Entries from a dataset
....
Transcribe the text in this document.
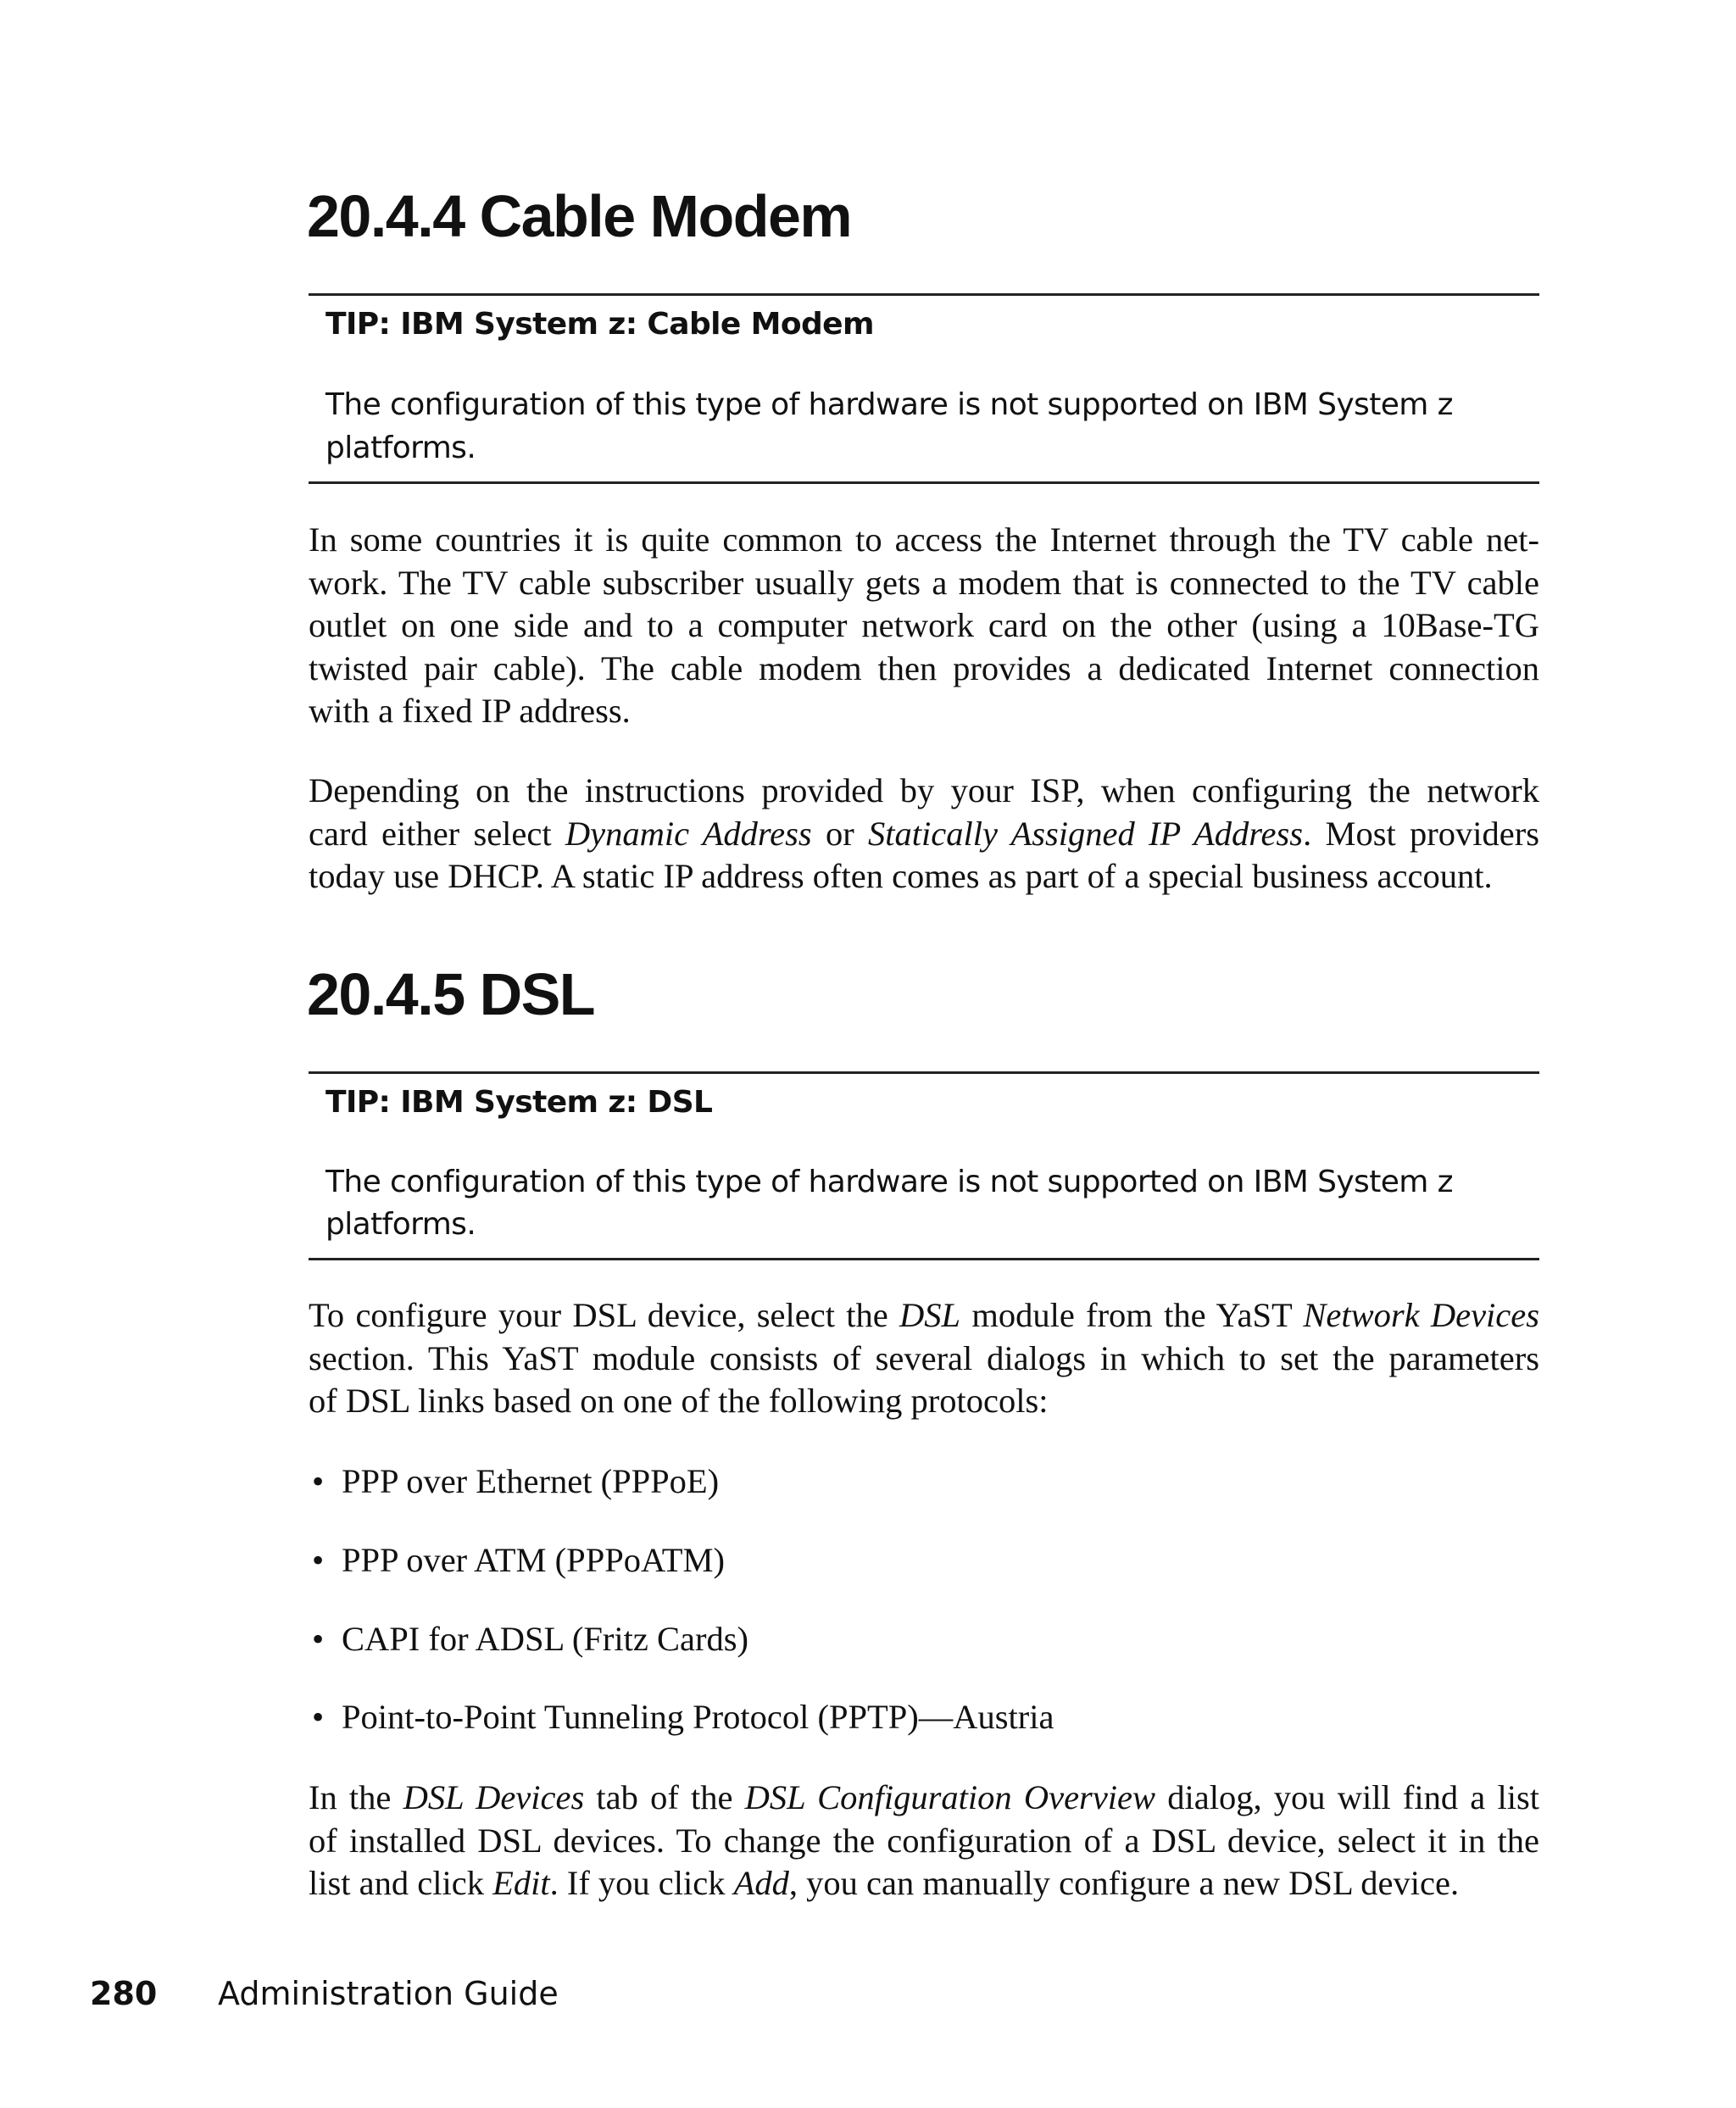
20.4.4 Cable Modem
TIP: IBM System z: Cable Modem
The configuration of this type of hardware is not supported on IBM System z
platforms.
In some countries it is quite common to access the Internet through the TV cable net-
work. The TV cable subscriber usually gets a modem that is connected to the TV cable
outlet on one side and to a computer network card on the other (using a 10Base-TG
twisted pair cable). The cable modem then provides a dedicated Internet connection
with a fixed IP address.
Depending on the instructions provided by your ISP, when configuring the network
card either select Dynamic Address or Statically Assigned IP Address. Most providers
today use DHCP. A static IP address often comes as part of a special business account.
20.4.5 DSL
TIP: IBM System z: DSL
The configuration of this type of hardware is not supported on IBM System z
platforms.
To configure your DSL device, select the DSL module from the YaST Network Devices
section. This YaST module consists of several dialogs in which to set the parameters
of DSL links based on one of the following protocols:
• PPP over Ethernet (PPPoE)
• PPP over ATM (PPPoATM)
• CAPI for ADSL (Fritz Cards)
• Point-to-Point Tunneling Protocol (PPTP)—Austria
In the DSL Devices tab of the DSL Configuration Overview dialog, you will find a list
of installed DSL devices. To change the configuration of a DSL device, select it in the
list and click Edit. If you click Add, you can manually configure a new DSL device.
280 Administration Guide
....
§ Prompt: Output the lines above in full and exactly as given, omitting any pictures.

§ Worked solution:
Transcribe the text in this document.
20.4.4 Cable Modem
TIP: IBM System z: Cable Modem
The configuration of this type of hardware is not supported on IBM System z
platforms.
In some countries it is quite common to access the Internet through the TV cable net-
work. The TV cable subscriber usually gets a modem that is connected to the TV cable
outlet on one side and to a computer network card on the other (using a 10Base-TG
twisted pair cable). The cable modem then provides a dedicated Internet connection
with a fixed IP address.
Depending on the instructions provided by your ISP, when configuring the network
card either select Dynamic Address or Statically Assigned IP Address. Most providers
today use DHCP. A static IP address often comes as part of a special business account.
20.4.5 DSL
TIP: IBM System z: DSL
The configuration of this type of hardware is not supported on IBM System z
platforms.
To configure your DSL device, select the DSL module from the YaST Network Devices
section. This YaST module consists of several dialogs in which to set the parameters
of DSL links based on one of the following protocols:
• PPP over Ethernet (PPPoE)
• PPP over ATM (PPPoATM)
• CAPI for ADSL (Fritz Cards)
• Point-to-Point Tunneling Protocol (PPTP)—Austria
In the DSL Devices tab of the DSL Configuration Overview dialog, you will find a list
of installed DSL devices. To change the configuration of a DSL device, select it in the
list and click Edit. If you click Add, you can manually configure a new DSL device.
280 Administration Guide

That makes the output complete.